Page and application data records
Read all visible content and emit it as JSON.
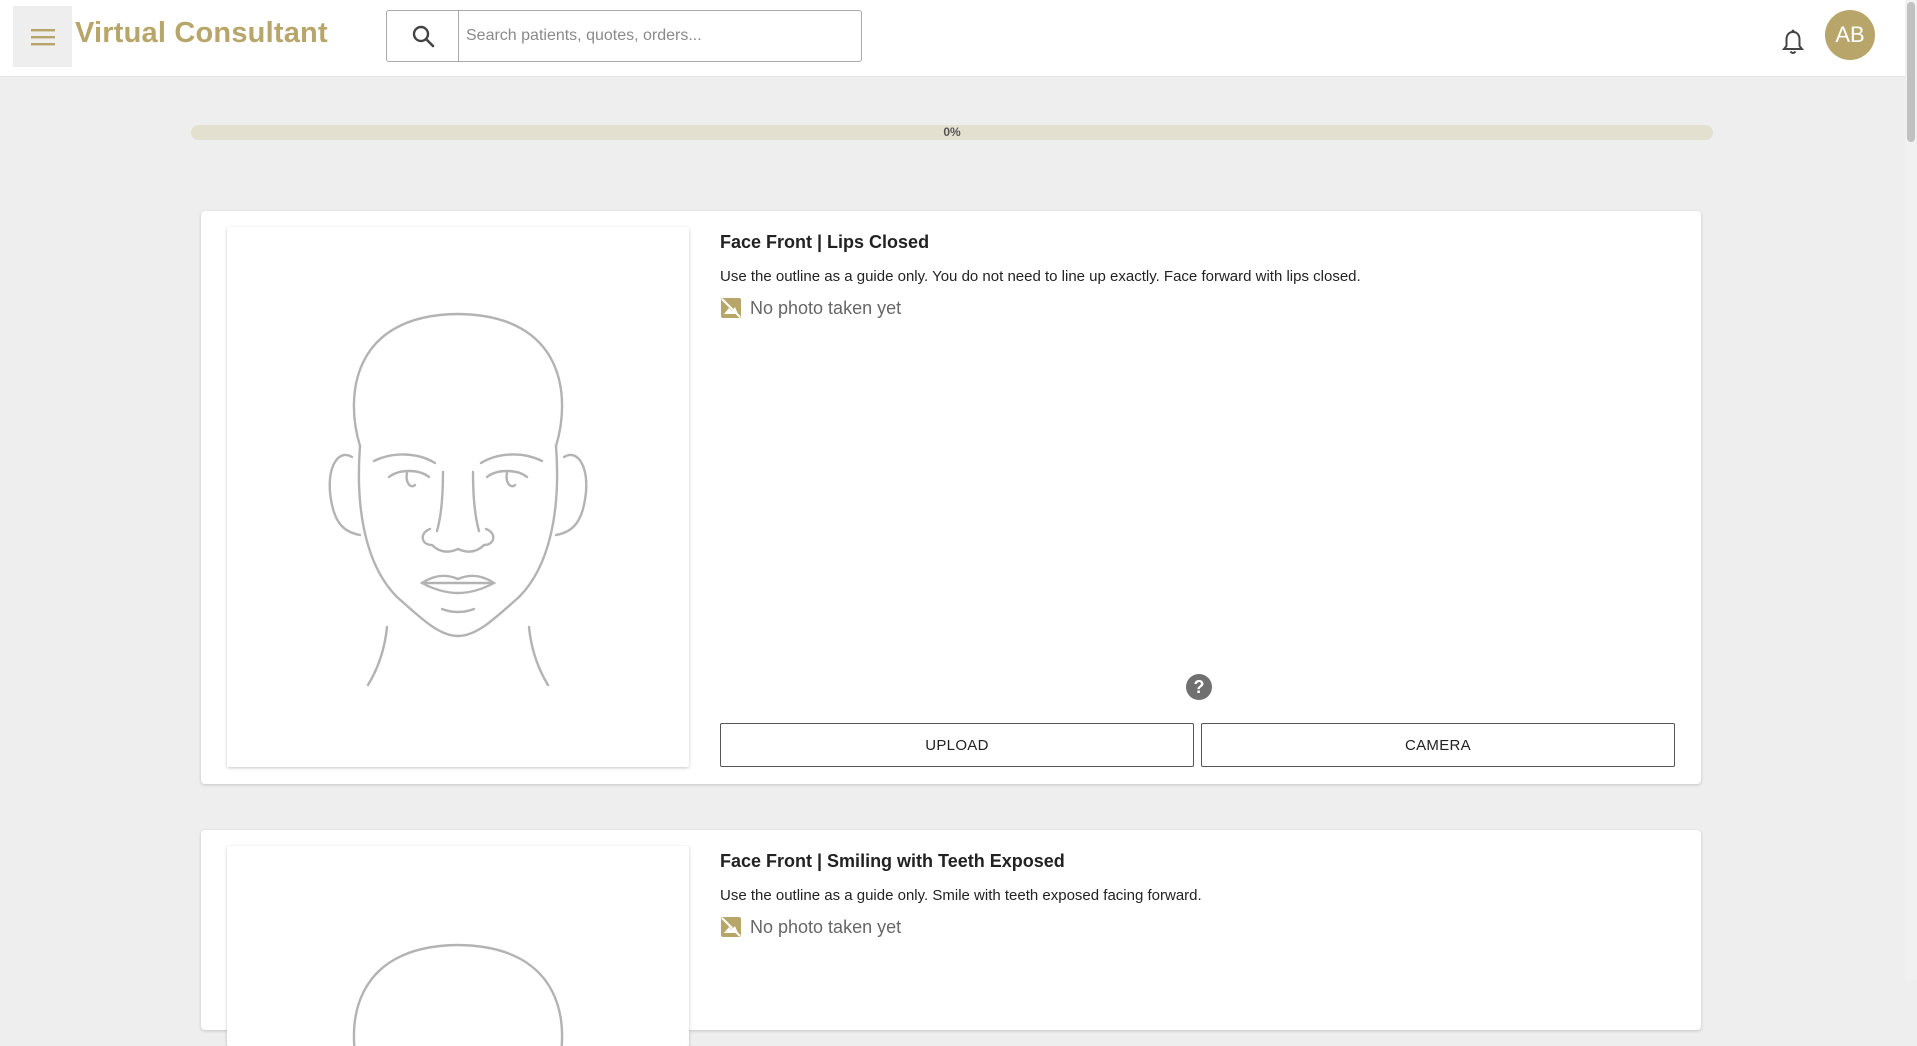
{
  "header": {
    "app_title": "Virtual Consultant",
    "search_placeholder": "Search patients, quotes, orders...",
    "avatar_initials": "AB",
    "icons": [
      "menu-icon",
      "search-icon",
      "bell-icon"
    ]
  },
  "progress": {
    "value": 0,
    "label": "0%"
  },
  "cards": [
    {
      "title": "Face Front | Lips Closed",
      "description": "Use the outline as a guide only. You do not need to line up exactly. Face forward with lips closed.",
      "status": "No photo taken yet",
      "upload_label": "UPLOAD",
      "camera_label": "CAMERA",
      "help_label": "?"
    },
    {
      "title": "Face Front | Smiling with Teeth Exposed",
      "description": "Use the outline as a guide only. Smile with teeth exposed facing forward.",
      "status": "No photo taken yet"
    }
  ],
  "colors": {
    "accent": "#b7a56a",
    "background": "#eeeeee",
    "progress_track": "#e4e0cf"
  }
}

==

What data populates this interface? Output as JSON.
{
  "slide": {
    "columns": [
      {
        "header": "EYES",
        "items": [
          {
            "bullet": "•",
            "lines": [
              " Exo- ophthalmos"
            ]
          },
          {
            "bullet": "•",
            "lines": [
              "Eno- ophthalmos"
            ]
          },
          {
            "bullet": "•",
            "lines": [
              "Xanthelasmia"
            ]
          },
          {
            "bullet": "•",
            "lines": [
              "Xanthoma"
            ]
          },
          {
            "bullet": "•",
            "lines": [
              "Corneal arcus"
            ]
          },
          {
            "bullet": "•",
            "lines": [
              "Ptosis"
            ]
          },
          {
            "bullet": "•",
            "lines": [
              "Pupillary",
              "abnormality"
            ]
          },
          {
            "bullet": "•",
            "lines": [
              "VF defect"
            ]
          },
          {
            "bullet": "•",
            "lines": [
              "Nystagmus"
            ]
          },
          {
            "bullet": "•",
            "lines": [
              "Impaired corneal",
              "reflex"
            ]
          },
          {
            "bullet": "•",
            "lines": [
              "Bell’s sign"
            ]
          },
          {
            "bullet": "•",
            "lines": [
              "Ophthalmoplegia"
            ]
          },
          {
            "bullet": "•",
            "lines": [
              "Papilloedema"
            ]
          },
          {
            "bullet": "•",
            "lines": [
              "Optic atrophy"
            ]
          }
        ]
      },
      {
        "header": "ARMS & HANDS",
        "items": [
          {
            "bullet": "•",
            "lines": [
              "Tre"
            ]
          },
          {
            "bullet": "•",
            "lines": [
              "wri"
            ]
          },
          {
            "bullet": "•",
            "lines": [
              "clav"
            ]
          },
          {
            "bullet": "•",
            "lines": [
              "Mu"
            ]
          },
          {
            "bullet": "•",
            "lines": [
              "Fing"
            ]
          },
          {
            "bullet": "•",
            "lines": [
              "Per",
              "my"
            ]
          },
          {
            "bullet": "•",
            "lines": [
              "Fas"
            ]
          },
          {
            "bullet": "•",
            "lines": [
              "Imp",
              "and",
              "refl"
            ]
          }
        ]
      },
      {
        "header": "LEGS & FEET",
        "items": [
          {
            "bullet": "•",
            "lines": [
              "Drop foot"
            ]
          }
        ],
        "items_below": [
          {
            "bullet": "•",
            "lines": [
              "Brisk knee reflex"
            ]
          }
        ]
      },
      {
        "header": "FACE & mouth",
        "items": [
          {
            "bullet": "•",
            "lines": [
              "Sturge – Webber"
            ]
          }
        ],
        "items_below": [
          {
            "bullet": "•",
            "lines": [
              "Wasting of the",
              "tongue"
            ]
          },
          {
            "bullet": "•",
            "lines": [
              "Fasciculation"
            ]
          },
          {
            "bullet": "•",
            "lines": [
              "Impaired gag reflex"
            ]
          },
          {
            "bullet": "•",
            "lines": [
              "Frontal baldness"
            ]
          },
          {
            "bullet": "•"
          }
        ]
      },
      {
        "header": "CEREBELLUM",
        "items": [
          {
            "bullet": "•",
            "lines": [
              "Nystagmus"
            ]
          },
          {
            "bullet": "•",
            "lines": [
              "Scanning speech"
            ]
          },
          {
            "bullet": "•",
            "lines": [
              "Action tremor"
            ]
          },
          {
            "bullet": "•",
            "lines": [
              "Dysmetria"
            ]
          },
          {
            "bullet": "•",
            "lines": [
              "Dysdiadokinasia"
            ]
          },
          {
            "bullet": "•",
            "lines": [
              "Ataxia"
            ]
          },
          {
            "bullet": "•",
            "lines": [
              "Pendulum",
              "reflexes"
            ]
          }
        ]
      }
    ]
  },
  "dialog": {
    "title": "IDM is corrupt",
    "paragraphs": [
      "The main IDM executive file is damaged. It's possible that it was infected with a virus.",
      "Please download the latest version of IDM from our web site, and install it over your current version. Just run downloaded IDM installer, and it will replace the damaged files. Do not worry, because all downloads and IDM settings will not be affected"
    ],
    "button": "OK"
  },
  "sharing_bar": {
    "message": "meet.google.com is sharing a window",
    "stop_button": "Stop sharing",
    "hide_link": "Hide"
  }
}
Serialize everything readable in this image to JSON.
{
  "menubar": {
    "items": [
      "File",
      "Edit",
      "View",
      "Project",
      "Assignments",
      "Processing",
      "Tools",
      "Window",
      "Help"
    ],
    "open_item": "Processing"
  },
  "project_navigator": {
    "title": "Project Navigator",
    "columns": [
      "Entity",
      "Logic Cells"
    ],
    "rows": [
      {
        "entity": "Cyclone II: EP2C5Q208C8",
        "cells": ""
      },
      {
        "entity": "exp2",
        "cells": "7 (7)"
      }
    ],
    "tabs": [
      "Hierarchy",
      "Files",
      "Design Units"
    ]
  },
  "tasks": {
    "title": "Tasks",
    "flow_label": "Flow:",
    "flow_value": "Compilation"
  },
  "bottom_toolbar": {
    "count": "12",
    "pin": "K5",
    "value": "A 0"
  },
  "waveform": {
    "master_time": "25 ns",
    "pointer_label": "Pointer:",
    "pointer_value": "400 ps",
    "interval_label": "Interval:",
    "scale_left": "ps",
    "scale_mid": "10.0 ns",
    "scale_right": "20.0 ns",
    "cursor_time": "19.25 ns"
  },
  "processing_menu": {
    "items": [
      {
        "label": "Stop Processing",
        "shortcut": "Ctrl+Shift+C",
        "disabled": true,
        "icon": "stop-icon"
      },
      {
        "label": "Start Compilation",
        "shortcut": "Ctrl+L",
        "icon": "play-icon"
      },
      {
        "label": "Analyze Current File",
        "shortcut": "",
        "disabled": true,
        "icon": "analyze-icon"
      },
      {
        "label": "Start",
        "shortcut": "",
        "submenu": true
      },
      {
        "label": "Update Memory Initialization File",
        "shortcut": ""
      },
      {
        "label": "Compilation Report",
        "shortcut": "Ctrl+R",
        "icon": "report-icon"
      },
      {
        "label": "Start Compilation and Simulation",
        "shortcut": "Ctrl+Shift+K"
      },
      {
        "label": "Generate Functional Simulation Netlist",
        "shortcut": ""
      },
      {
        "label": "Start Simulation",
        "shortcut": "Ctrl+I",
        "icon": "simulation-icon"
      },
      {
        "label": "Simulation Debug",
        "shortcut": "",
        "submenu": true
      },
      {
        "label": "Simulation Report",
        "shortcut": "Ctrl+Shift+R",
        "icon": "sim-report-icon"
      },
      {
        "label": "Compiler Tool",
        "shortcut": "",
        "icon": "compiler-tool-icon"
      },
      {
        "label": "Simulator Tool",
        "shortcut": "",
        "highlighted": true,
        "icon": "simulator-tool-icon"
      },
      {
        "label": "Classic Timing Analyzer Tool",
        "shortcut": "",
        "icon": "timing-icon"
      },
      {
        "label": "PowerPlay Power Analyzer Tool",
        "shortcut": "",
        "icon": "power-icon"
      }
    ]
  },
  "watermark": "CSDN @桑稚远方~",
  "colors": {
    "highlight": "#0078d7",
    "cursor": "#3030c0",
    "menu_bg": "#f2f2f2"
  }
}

» **Task to complete**
Find the word "Analyzer" in the entries above. Copy every line that has it.

» **Exercise answer**
        "label": "Classic Timing Analyzer Tool",
        "label": "PowerPlay Power Analyzer Tool",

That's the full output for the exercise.